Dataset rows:
+-------+
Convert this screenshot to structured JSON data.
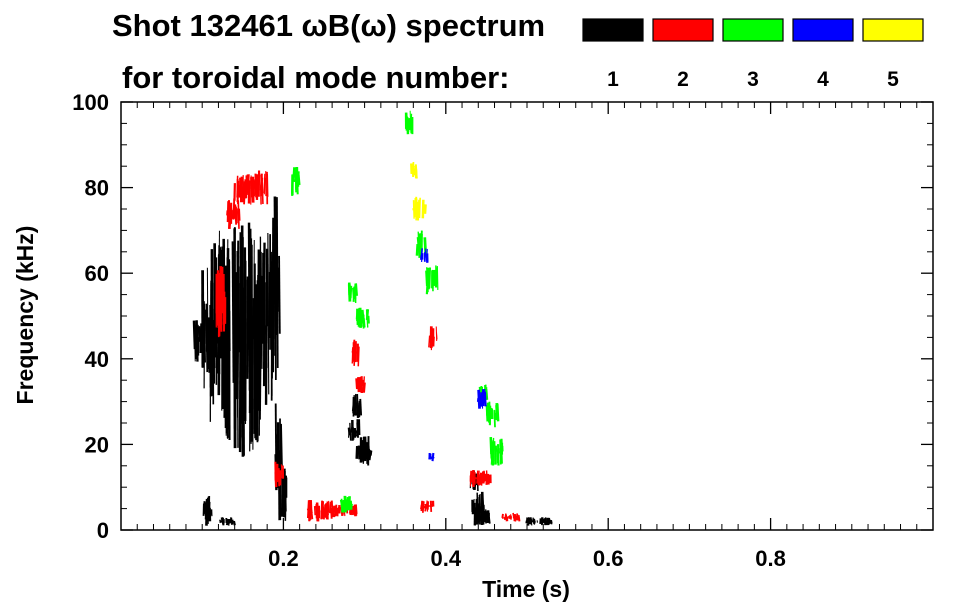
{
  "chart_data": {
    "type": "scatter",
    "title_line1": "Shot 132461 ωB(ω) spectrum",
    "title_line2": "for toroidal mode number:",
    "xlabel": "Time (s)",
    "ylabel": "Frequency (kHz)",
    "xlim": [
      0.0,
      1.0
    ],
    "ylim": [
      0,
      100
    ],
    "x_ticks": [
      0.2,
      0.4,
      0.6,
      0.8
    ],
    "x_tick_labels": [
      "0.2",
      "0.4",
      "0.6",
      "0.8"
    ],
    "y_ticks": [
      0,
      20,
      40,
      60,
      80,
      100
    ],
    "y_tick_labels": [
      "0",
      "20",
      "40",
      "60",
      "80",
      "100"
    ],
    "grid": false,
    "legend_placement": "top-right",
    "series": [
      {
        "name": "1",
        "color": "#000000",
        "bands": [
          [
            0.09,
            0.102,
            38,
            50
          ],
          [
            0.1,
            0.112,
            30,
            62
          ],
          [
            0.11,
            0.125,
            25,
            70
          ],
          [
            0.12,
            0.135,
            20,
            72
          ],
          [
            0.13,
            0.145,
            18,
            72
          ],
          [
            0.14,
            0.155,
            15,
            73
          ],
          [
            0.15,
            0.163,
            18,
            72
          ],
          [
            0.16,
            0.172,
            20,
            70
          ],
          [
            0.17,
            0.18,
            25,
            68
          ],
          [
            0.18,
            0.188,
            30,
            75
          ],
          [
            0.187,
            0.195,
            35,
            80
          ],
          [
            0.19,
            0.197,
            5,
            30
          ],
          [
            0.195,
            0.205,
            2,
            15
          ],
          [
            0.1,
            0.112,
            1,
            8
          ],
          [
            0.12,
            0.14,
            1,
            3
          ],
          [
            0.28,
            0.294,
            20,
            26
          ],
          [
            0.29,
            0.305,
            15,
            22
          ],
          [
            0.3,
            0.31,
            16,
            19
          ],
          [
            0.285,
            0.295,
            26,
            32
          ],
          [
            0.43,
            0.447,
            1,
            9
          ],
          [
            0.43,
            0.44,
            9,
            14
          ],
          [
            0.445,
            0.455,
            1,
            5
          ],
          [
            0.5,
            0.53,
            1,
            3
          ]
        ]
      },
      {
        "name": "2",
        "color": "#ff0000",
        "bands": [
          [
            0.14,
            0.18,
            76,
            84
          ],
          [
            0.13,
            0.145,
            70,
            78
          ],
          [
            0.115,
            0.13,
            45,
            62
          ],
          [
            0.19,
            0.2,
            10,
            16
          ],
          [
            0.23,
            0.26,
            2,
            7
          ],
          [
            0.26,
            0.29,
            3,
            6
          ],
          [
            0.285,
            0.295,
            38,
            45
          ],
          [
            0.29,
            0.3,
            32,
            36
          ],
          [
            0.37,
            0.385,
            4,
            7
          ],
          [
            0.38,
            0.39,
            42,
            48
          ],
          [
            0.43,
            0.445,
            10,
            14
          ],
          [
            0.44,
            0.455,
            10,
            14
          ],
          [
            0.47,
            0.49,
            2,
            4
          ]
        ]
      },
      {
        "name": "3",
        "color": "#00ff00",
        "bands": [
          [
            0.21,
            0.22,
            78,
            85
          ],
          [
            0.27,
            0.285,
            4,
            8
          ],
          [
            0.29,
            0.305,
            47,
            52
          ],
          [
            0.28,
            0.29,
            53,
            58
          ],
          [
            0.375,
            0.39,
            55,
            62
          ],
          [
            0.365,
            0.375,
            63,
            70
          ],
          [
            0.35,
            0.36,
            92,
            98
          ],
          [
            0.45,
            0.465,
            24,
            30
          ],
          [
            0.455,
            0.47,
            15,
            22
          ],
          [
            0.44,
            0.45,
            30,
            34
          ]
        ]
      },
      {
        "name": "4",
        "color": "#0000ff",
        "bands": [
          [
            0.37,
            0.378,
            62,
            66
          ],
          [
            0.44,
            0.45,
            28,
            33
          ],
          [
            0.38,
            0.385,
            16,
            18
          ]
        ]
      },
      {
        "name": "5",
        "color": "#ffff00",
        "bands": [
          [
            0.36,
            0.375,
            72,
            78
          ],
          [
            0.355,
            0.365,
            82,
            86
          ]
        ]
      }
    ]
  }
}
+-------+
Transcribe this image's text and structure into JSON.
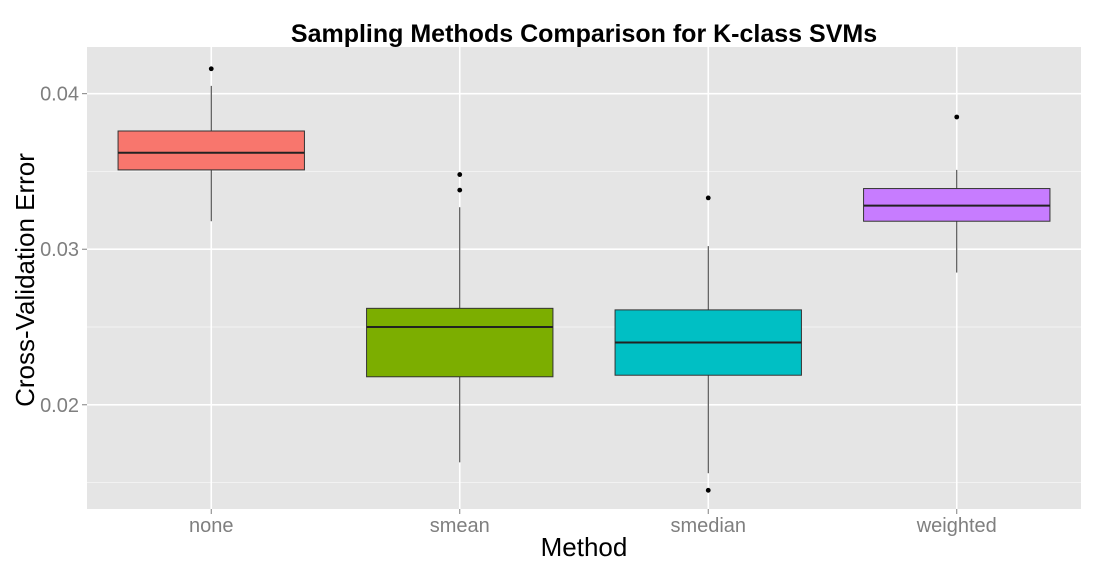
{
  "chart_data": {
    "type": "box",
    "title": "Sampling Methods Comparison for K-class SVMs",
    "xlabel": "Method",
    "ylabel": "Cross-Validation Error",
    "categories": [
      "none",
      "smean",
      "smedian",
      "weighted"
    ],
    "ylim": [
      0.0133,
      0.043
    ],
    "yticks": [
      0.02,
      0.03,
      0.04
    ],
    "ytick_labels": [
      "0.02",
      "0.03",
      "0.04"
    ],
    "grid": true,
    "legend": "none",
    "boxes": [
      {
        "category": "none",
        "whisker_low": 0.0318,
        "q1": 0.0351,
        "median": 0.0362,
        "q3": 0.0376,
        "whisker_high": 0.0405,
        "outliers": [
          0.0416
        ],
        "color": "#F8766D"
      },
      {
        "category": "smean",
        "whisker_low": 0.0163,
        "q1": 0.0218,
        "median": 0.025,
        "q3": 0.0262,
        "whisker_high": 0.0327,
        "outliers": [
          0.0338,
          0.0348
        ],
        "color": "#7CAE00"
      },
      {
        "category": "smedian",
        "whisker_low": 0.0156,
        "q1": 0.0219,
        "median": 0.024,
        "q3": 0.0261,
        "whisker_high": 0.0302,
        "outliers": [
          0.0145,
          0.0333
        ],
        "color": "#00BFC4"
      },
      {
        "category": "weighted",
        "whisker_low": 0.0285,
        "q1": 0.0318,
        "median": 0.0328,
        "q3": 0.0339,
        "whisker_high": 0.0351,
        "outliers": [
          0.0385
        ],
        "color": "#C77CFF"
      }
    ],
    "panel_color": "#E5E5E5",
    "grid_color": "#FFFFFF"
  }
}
+-------+
#### Task requirements
Reproduce each line from the records that contains the word "JSON".

#### Right answer
Convert this screenshot to structured JSON data.
Transcribe this image's text and structure into JSON.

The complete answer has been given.